#### [EXERCISE OBJECTIVE]
Give back the entire listing verbatim.
◆ ◆ ◆ ◆ ◆ ◆ ◆
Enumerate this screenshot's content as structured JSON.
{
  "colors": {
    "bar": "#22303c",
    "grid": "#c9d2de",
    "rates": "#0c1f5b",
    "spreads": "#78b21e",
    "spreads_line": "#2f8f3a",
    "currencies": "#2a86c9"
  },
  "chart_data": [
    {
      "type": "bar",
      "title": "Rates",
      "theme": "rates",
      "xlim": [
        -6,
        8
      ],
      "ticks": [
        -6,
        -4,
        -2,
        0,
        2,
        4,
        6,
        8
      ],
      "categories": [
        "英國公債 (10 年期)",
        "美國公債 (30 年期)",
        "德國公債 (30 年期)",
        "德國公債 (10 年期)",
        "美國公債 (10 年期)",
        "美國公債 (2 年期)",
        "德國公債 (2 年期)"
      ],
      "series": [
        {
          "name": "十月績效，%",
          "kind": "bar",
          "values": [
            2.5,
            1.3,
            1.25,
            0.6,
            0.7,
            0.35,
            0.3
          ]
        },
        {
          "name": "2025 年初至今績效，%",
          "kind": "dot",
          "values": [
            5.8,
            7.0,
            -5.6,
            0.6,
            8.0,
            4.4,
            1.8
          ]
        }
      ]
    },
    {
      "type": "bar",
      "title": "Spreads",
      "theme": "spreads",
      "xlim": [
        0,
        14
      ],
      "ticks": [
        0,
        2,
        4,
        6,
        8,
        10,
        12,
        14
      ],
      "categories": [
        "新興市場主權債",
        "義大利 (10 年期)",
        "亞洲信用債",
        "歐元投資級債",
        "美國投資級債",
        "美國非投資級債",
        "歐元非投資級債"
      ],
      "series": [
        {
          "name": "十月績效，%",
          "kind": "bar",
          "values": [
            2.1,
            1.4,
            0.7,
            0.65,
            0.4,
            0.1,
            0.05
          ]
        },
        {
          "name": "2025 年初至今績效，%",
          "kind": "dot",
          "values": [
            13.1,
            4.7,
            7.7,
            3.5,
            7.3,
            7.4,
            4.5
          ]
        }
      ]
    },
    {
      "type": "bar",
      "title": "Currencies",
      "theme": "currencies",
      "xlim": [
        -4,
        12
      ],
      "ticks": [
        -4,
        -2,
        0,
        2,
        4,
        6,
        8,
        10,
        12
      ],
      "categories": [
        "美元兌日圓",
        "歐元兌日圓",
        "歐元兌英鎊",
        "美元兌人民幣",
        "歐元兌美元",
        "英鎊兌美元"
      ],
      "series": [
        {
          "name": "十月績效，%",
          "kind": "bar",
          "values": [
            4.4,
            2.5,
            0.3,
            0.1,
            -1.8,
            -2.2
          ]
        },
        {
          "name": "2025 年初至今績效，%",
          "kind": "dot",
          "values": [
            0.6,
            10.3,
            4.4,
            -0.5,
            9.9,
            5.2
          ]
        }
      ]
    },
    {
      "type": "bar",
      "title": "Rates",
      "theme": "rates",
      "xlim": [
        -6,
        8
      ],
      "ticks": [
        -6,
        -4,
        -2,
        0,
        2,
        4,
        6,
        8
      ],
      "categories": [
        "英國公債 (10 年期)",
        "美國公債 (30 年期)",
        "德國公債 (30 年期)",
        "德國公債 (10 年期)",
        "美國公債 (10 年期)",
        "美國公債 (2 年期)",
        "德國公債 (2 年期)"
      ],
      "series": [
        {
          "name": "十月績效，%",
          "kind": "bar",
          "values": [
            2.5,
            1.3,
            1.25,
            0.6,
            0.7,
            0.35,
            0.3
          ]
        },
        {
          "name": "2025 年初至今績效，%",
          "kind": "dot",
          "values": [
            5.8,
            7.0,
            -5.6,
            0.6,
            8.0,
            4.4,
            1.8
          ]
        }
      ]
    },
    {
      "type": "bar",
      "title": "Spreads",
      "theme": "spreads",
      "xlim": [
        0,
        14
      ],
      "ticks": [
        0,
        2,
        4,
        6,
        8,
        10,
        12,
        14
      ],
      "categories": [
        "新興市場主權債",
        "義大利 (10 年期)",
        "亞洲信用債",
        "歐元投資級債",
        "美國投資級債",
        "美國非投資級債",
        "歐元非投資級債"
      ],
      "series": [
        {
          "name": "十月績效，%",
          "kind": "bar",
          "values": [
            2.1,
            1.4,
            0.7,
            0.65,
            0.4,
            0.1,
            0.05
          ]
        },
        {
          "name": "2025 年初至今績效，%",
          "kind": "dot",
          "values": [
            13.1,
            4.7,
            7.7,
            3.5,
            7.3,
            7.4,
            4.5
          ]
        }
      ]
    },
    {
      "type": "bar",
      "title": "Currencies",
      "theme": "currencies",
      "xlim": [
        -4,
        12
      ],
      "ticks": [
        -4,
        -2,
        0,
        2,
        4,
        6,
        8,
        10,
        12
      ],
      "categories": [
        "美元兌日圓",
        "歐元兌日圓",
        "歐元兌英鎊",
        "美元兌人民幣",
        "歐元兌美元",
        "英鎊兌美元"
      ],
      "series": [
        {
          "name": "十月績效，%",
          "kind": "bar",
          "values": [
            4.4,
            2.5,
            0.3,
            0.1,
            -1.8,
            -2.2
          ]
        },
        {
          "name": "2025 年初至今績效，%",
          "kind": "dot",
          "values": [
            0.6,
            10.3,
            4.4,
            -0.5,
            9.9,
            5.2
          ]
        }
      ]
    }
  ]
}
◆ ◆ ◆ ◆ ◆ ◆ ◆
#### [COMPLETED TASK]
Enumerate this screenshot's content as structured JSON.
{
  "colors": {
    "bar": "#22303c",
    "grid": "#c9d2de",
    "rates": "#0c1f5b",
    "spreads": "#78b21e",
    "spreads_line": "#2f8f3a",
    "currencies": "#2a86c9"
  },
  "chart_data": [
    {
      "type": "bar",
      "title": "Rates",
      "theme": "rates",
      "xlim": [
        -6,
        8
      ],
      "ticks": [
        -6,
        -4,
        -2,
        0,
        2,
        4,
        6,
        8
      ],
      "categories": [
        "英國公債 (10 年期)",
        "美國公債 (30 年期)",
        "德國公債 (30 年期)",
        "德國公債 (10 年期)",
        "美國公債 (10 年期)",
        "美國公債 (2 年期)",
        "德國公債 (2 年期)"
      ],
      "series": [
        {
          "name": "十月績效，%",
          "kind": "bar",
          "values": [
            2.5,
            1.3,
            1.25,
            0.6,
            0.7,
            0.35,
            0.3
          ]
        },
        {
          "name": "2025 年初至今績效，%",
          "kind": "dot",
          "values": [
            5.8,
            7.0,
            -5.6,
            0.6,
            8.0,
            4.4,
            1.8
          ]
        }
      ]
    },
    {
      "type": "bar",
      "title": "Spreads",
      "theme": "spreads",
      "xlim": [
        0,
        14
      ],
      "ticks": [
        0,
        2,
        4,
        6,
        8,
        10,
        12,
        14
      ],
      "categories": [
        "新興市場主權債",
        "義大利 (10 年期)",
        "亞洲信用債",
        "歐元投資級債",
        "美國投資級債",
        "美國非投資級債",
        "歐元非投資級債"
      ],
      "series": [
        {
          "name": "十月績效，%",
          "kind": "bar",
          "values": [
            2.1,
            1.4,
            0.7,
            0.65,
            0.4,
            0.1,
            0.05
          ]
        },
        {
          "name": "2025 年初至今績效，%",
          "kind": "dot",
          "values": [
            13.1,
            4.7,
            7.7,
            3.5,
            7.3,
            7.4,
            4.5
          ]
        }
      ]
    },
    {
      "type": "bar",
      "title": "Currencies",
      "theme": "currencies",
      "xlim": [
        -4,
        12
      ],
      "ticks": [
        -4,
        -2,
        0,
        2,
        4,
        6,
        8,
        10,
        12
      ],
      "categories": [
        "美元兌日圓",
        "歐元兌日圓",
        "歐元兌英鎊",
        "美元兌人民幣",
        "歐元兌美元",
        "英鎊兌美元"
      ],
      "series": [
        {
          "name": "十月績效，%",
          "kind": "bar",
          "values": [
            4.4,
            2.5,
            0.3,
            0.1,
            -1.8,
            -2.2
          ]
        },
        {
          "name": "2025 年初至今績效，%",
          "kind": "dot",
          "values": [
            0.6,
            10.3,
            4.4,
            -0.5,
            9.9,
            5.2
          ]
        }
      ]
    },
    {
      "type": "bar",
      "title": "Rates",
      "theme": "rates",
      "xlim": [
        -6,
        8
      ],
      "ticks": [
        -6,
        -4,
        -2,
        0,
        2,
        4,
        6,
        8
      ],
      "categories": [
        "英國公債 (10 年期)",
        "美國公債 (30 年期)",
        "德國公債 (30 年期)",
        "德國公債 (10 年期)",
        "美國公債 (10 年期)",
        "美國公債 (2 年期)",
        "德國公債 (2 年期)"
      ],
      "series": [
        {
          "name": "十月績效，%",
          "kind": "bar",
          "values": [
            2.5,
            1.3,
            1.25,
            0.6,
            0.7,
            0.35,
            0.3
          ]
        },
        {
          "name": "2025 年初至今績效，%",
          "kind": "dot",
          "values": [
            5.8,
            7.0,
            -5.6,
            0.6,
            8.0,
            4.4,
            1.8
          ]
        }
      ]
    },
    {
      "type": "bar",
      "title": "Spreads",
      "theme": "spreads",
      "xlim": [
        0,
        14
      ],
      "ticks": [
        0,
        2,
        4,
        6,
        8,
        10,
        12,
        14
      ],
      "categories": [
        "新興市場主權債",
        "義大利 (10 年期)",
        "亞洲信用債",
        "歐元投資級債",
        "美國投資級債",
        "美國非投資級債",
        "歐元非投資級債"
      ],
      "series": [
        {
          "name": "十月績效，%",
          "kind": "bar",
          "values": [
            2.1,
            1.4,
            0.7,
            0.65,
            0.4,
            0.1,
            0.05
          ]
        },
        {
          "name": "2025 年初至今績效，%",
          "kind": "dot",
          "values": [
            13.1,
            4.7,
            7.7,
            3.5,
            7.3,
            7.4,
            4.5
          ]
        }
      ]
    },
    {
      "type": "bar",
      "title": "Currencies",
      "theme": "currencies",
      "xlim": [
        -4,
        12
      ],
      "ticks": [
        -4,
        -2,
        0,
        2,
        4,
        6,
        8,
        10,
        12
      ],
      "categories": [
        "美元兌日圓",
        "歐元兌日圓",
        "歐元兌英鎊",
        "美元兌人民幣",
        "歐元兌美元",
        "英鎊兌美元"
      ],
      "series": [
        {
          "name": "十月績效，%",
          "kind": "bar",
          "values": [
            4.4,
            2.5,
            0.3,
            0.1,
            -1.8,
            -2.2
          ]
        },
        {
          "name": "2025 年初至今績效，%",
          "kind": "dot",
          "values": [
            0.6,
            10.3,
            4.4,
            -0.5,
            9.9,
            5.2
          ]
        }
      ]
    }
  ]
}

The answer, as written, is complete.